Records about charts and figures »
====

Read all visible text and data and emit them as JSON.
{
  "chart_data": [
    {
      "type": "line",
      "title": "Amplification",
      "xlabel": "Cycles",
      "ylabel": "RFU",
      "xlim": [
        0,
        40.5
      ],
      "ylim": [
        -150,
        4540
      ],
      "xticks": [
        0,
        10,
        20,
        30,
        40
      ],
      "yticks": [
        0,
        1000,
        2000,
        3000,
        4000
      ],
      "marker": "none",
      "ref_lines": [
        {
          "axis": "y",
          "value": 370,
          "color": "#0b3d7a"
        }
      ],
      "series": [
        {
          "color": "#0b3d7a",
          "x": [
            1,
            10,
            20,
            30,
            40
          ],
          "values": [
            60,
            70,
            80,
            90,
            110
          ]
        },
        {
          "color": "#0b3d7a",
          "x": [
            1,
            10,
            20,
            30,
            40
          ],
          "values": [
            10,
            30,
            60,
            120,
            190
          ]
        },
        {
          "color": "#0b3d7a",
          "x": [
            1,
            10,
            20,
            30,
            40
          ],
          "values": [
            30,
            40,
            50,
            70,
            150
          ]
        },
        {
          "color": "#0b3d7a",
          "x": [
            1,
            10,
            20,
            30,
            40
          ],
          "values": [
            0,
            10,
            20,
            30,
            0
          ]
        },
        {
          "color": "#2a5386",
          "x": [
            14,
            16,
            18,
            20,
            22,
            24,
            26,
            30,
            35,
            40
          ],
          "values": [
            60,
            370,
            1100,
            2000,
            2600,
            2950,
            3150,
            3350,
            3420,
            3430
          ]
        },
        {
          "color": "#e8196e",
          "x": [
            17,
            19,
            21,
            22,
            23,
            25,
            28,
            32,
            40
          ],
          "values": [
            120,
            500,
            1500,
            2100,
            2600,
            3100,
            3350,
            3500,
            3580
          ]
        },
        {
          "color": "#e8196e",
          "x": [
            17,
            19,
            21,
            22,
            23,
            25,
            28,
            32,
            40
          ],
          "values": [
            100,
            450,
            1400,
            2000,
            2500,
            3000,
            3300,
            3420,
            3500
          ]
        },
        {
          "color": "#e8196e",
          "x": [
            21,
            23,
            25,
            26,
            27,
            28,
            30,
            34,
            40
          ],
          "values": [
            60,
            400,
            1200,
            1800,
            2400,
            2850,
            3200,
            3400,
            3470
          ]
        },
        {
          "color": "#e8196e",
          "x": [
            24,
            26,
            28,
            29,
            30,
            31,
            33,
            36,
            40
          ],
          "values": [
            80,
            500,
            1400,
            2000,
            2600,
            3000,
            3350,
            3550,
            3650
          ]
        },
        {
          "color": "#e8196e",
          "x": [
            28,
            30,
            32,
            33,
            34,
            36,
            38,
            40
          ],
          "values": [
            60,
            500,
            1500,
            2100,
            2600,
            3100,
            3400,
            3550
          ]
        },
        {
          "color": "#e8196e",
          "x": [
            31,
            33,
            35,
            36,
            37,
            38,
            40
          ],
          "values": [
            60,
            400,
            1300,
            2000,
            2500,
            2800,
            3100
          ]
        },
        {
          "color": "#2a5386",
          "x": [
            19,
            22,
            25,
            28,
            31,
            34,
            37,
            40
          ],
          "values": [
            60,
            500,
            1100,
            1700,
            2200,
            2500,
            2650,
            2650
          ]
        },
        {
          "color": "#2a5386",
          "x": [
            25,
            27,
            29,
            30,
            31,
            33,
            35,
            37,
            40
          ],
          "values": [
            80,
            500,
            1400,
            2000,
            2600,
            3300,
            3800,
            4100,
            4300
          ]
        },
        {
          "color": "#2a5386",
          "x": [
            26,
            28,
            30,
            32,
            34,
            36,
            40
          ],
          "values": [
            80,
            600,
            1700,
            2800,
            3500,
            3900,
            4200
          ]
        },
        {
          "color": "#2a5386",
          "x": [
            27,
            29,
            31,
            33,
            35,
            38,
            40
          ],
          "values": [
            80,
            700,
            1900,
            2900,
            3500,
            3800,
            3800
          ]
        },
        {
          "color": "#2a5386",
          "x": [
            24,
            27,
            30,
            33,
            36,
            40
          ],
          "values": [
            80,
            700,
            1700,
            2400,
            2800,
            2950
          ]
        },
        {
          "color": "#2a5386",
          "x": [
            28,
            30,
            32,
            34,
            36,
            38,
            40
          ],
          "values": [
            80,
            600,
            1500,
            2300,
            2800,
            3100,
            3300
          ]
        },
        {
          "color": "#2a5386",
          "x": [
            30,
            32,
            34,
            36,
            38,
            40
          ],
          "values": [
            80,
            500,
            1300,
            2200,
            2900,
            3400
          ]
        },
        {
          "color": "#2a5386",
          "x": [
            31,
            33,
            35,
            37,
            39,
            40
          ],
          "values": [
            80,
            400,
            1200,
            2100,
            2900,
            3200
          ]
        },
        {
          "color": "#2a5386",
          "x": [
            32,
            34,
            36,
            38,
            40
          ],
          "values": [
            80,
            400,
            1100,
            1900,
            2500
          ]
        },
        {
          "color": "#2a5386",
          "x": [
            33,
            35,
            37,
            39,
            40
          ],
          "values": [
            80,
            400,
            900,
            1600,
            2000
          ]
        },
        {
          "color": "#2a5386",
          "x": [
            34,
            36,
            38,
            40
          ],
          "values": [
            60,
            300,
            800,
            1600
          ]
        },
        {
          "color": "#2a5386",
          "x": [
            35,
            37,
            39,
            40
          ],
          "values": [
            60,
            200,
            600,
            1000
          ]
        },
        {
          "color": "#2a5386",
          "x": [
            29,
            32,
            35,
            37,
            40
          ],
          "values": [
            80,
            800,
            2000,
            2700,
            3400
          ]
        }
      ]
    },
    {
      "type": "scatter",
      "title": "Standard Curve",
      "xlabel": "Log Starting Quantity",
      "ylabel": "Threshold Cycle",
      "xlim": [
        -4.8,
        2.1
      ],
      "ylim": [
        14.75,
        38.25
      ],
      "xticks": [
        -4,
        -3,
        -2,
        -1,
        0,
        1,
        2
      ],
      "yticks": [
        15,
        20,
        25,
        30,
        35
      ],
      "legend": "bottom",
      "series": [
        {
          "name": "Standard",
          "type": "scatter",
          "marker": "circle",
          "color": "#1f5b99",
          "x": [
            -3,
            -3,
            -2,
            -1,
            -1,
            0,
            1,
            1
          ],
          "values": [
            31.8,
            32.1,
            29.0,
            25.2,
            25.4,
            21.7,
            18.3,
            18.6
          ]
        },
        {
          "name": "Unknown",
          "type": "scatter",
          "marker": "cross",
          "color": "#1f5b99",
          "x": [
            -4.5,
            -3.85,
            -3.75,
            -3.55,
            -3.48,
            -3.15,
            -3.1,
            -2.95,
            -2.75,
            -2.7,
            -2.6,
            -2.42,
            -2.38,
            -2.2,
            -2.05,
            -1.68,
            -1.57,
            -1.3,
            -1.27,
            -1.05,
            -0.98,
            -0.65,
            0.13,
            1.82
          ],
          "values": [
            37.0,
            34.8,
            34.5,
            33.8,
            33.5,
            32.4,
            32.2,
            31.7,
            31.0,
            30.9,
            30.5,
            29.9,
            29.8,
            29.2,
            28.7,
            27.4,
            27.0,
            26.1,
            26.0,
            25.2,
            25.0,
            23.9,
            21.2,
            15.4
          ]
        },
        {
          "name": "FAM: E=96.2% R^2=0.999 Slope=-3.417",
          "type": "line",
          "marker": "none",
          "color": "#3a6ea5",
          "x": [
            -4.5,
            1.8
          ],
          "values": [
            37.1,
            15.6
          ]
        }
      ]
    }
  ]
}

====

What to do »
Repeat every line of the data, exactly and in full.

Correct result »
Read all visible text and data and emit them as JSON.
{
  "chart_data": [
    {
      "type": "line",
      "title": "Amplification",
      "xlabel": "Cycles",
      "ylabel": "RFU",
      "xlim": [
        0,
        40.5
      ],
      "ylim": [
        -150,
        4540
      ],
      "xticks": [
        0,
        10,
        20,
        30,
        40
      ],
      "yticks": [
        0,
        1000,
        2000,
        3000,
        4000
      ],
      "marker": "none",
      "ref_lines": [
        {
          "axis": "y",
          "value": 370,
          "color": "#0b3d7a"
        }
      ],
      "series": [
        {
          "color": "#0b3d7a",
          "x": [
            1,
            10,
            20,
            30,
            40
          ],
          "values": [
            60,
            70,
            80,
            90,
            110
          ]
        },
        {
          "color": "#0b3d7a",
          "x": [
            1,
            10,
            20,
            30,
            40
          ],
          "values": [
            10,
            30,
            60,
            120,
            190
          ]
        },
        {
          "color": "#0b3d7a",
          "x": [
            1,
            10,
            20,
            30,
            40
          ],
          "values": [
            30,
            40,
            50,
            70,
            150
          ]
        },
        {
          "color": "#0b3d7a",
          "x": [
            1,
            10,
            20,
            30,
            40
          ],
          "values": [
            0,
            10,
            20,
            30,
            0
          ]
        },
        {
          "color": "#2a5386",
          "x": [
            14,
            16,
            18,
            20,
            22,
            24,
            26,
            30,
            35,
            40
          ],
          "values": [
            60,
            370,
            1100,
            2000,
            2600,
            2950,
            3150,
            3350,
            3420,
            3430
          ]
        },
        {
          "color": "#e8196e",
          "x": [
            17,
            19,
            21,
            22,
            23,
            25,
            28,
            32,
            40
          ],
          "values": [
            120,
            500,
            1500,
            2100,
            2600,
            3100,
            3350,
            3500,
            3580
          ]
        },
        {
          "color": "#e8196e",
          "x": [
            17,
            19,
            21,
            22,
            23,
            25,
            28,
            32,
            40
          ],
          "values": [
            100,
            450,
            1400,
            2000,
            2500,
            3000,
            3300,
            3420,
            3500
          ]
        },
        {
          "color": "#e8196e",
          "x": [
            21,
            23,
            25,
            26,
            27,
            28,
            30,
            34,
            40
          ],
          "values": [
            60,
            400,
            1200,
            1800,
            2400,
            2850,
            3200,
            3400,
            3470
          ]
        },
        {
          "color": "#e8196e",
          "x": [
            24,
            26,
            28,
            29,
            30,
            31,
            33,
            36,
            40
          ],
          "values": [
            80,
            500,
            1400,
            2000,
            2600,
            3000,
            3350,
            3550,
            3650
          ]
        },
        {
          "color": "#e8196e",
          "x": [
            28,
            30,
            32,
            33,
            34,
            36,
            38,
            40
          ],
          "values": [
            60,
            500,
            1500,
            2100,
            2600,
            3100,
            3400,
            3550
          ]
        },
        {
          "color": "#e8196e",
          "x": [
            31,
            33,
            35,
            36,
            37,
            38,
            40
          ],
          "values": [
            60,
            400,
            1300,
            2000,
            2500,
            2800,
            3100
          ]
        },
        {
          "color": "#2a5386",
          "x": [
            19,
            22,
            25,
            28,
            31,
            34,
            37,
            40
          ],
          "values": [
            60,
            500,
            1100,
            1700,
            2200,
            2500,
            2650,
            2650
          ]
        },
        {
          "color": "#2a5386",
          "x": [
            25,
            27,
            29,
            30,
            31,
            33,
            35,
            37,
            40
          ],
          "values": [
            80,
            500,
            1400,
            2000,
            2600,
            3300,
            3800,
            4100,
            4300
          ]
        },
        {
          "color": "#2a5386",
          "x": [
            26,
            28,
            30,
            32,
            34,
            36,
            40
          ],
          "values": [
            80,
            600,
            1700,
            2800,
            3500,
            3900,
            4200
          ]
        },
        {
          "color": "#2a5386",
          "x": [
            27,
            29,
            31,
            33,
            35,
            38,
            40
          ],
          "values": [
            80,
            700,
            1900,
            2900,
            3500,
            3800,
            3800
          ]
        },
        {
          "color": "#2a5386",
          "x": [
            24,
            27,
            30,
            33,
            36,
            40
          ],
          "values": [
            80,
            700,
            1700,
            2400,
            2800,
            2950
          ]
        },
        {
          "color": "#2a5386",
          "x": [
            28,
            30,
            32,
            34,
            36,
            38,
            40
          ],
          "values": [
            80,
            600,
            1500,
            2300,
            2800,
            3100,
            3300
          ]
        },
        {
          "color": "#2a5386",
          "x": [
            30,
            32,
            34,
            36,
            38,
            40
          ],
          "values": [
            80,
            500,
            1300,
            2200,
            2900,
            3400
          ]
        },
        {
          "color": "#2a5386",
          "x": [
            31,
            33,
            35,
            37,
            39,
            40
          ],
          "values": [
            80,
            400,
            1200,
            2100,
            2900,
            3200
          ]
        },
        {
          "color": "#2a5386",
          "x": [
            32,
            34,
            36,
            38,
            40
          ],
          "values": [
            80,
            400,
            1100,
            1900,
            2500
          ]
        },
        {
          "color": "#2a5386",
          "x": [
            33,
            35,
            37,
            39,
            40
          ],
          "values": [
            80,
            400,
            900,
            1600,
            2000
          ]
        },
        {
          "color": "#2a5386",
          "x": [
            34,
            36,
            38,
            40
          ],
          "values": [
            60,
            300,
            800,
            1600
          ]
        },
        {
          "color": "#2a5386",
          "x": [
            35,
            37,
            39,
            40
          ],
          "values": [
            60,
            200,
            600,
            1000
          ]
        },
        {
          "color": "#2a5386",
          "x": [
            29,
            32,
            35,
            37,
            40
          ],
          "values": [
            80,
            800,
            2000,
            2700,
            3400
          ]
        }
      ]
    },
    {
      "type": "scatter",
      "title": "Standard Curve",
      "xlabel": "Log Starting Quantity",
      "ylabel": "Threshold Cycle",
      "xlim": [
        -4.8,
        2.1
      ],
      "ylim": [
        14.75,
        38.25
      ],
      "xticks": [
        -4,
        -3,
        -2,
        -1,
        0,
        1,
        2
      ],
      "yticks": [
        15,
        20,
        25,
        30,
        35
      ],
      "legend": "bottom",
      "series": [
        {
          "name": "Standard",
          "type": "scatter",
          "marker": "circle",
          "color": "#1f5b99",
          "x": [
            -3,
            -3,
            -2,
            -1,
            -1,
            0,
            1,
            1
          ],
          "values": [
            31.8,
            32.1,
            29.0,
            25.2,
            25.4,
            21.7,
            18.3,
            18.6
          ]
        },
        {
          "name": "Unknown",
          "type": "scatter",
          "marker": "cross",
          "color": "#1f5b99",
          "x": [
            -4.5,
            -3.85,
            -3.75,
            -3.55,
            -3.48,
            -3.15,
            -3.1,
            -2.95,
            -2.75,
            -2.7,
            -2.6,
            -2.42,
            -2.38,
            -2.2,
            -2.05,
            -1.68,
            -1.57,
            -1.3,
            -1.27,
            -1.05,
            -0.98,
            -0.65,
            0.13,
            1.82
          ],
          "values": [
            37.0,
            34.8,
            34.5,
            33.8,
            33.5,
            32.4,
            32.2,
            31.7,
            31.0,
            30.9,
            30.5,
            29.9,
            29.8,
            29.2,
            28.7,
            27.4,
            27.0,
            26.1,
            26.0,
            25.2,
            25.0,
            23.9,
            21.2,
            15.4
          ]
        },
        {
          "name": "FAM: E=96.2% R^2=0.999 Slope=-3.417",
          "type": "line",
          "marker": "none",
          "color": "#3a6ea5",
          "x": [
            -4.5,
            1.8
          ],
          "values": [
            37.1,
            15.6
          ]
        }
      ]
    }
  ]
}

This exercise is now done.